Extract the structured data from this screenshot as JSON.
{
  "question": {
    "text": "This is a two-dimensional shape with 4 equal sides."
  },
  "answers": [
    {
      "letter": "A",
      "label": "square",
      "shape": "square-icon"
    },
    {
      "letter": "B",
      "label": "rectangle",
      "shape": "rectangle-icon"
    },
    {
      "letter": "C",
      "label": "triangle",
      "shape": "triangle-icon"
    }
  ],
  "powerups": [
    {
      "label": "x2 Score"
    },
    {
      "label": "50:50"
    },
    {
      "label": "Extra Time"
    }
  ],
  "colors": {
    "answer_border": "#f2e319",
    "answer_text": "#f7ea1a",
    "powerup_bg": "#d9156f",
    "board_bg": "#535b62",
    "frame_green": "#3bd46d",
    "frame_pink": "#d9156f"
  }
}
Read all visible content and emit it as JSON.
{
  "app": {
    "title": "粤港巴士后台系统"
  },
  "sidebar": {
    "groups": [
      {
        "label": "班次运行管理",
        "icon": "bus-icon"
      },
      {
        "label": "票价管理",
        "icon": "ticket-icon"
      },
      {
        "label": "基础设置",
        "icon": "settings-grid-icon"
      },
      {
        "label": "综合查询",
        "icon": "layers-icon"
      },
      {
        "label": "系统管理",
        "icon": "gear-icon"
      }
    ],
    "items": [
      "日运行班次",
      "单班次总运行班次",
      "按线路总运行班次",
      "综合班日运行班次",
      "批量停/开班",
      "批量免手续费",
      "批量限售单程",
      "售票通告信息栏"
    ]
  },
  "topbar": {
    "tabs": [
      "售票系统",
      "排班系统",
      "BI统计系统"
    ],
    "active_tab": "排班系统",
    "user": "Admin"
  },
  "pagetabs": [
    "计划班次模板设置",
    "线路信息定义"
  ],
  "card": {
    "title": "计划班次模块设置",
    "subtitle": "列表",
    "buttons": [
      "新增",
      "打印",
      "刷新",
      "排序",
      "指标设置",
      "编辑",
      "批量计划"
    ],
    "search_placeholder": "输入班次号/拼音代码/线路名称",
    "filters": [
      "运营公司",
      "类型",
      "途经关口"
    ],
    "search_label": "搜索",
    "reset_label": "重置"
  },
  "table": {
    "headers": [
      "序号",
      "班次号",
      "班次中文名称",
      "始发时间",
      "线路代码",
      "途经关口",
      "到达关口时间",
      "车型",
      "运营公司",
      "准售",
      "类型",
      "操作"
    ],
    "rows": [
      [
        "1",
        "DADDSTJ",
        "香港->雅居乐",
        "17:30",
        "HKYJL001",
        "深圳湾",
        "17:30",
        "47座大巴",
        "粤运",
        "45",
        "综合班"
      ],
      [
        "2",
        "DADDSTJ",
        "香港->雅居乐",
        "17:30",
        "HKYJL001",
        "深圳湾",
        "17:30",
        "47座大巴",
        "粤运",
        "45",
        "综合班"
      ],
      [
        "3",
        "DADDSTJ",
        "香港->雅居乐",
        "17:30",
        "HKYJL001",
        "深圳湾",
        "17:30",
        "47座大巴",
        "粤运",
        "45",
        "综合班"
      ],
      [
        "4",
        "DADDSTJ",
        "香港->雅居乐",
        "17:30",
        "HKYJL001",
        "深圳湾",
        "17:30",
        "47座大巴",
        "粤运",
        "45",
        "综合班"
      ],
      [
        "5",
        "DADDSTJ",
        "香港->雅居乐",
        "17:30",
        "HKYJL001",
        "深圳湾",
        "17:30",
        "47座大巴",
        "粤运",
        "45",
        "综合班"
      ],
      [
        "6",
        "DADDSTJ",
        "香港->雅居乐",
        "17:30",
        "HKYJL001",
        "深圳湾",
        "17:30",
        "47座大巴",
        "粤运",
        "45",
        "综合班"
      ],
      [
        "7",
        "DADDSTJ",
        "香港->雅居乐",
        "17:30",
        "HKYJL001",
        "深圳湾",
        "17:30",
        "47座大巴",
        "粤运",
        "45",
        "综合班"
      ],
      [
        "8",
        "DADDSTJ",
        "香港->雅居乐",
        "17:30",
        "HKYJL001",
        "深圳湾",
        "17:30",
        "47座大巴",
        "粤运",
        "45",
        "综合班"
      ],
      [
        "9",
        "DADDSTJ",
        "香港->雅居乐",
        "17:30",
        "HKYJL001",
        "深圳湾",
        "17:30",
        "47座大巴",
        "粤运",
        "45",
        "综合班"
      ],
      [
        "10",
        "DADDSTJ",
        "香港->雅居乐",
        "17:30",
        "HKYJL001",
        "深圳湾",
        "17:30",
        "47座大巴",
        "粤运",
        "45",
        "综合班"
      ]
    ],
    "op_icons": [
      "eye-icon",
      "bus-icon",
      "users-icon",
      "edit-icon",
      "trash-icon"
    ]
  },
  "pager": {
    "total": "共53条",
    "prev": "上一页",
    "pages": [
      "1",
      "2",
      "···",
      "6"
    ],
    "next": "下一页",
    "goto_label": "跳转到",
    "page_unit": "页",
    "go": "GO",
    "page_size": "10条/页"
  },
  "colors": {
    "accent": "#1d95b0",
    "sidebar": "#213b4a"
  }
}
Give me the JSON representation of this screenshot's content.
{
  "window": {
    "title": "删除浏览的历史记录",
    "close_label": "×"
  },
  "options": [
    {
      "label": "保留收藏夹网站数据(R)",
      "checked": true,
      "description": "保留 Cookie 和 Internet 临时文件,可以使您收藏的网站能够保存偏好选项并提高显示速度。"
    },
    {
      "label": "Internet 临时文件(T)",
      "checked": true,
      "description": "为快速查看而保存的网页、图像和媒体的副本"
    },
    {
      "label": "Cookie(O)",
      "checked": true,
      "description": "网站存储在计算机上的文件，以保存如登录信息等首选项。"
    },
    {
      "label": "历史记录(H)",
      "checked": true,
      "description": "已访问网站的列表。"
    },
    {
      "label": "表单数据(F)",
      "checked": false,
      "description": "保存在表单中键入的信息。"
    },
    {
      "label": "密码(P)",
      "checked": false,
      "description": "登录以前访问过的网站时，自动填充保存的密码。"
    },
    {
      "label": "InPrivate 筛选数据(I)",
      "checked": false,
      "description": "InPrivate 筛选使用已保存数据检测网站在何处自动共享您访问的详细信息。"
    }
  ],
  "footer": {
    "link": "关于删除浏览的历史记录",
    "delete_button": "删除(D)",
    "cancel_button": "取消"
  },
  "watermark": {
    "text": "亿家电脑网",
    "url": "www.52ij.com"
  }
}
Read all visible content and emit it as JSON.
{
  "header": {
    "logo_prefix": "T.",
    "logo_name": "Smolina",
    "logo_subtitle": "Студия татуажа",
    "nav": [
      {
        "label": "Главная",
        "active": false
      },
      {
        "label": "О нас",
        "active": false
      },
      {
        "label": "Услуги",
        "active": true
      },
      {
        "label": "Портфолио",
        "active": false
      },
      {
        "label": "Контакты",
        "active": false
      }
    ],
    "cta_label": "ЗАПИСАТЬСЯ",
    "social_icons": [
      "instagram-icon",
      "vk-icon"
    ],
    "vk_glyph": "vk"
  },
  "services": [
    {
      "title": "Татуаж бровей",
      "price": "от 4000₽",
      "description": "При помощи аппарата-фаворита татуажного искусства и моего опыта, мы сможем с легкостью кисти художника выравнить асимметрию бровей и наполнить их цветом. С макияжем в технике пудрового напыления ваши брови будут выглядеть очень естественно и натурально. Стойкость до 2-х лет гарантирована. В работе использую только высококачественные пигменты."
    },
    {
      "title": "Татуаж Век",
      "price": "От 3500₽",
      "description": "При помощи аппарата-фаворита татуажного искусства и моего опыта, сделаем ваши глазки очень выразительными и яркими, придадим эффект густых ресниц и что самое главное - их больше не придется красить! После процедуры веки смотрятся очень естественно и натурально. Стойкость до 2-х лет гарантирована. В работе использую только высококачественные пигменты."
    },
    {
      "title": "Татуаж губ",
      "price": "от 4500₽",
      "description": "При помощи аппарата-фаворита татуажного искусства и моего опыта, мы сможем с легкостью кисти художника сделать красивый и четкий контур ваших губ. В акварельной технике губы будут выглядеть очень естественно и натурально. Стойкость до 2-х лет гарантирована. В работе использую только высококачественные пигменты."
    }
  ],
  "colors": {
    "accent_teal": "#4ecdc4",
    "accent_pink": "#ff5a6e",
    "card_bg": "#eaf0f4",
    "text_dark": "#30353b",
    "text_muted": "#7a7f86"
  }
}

### What to produce
Extract all lines containing the word "shape".

### Exercise solution
    "text": "This is a two-dimensional shape with 4 equal sides."
      "shape": "square-icon"
      "shape": "rectangle-icon"
      "shape": "triangle-icon"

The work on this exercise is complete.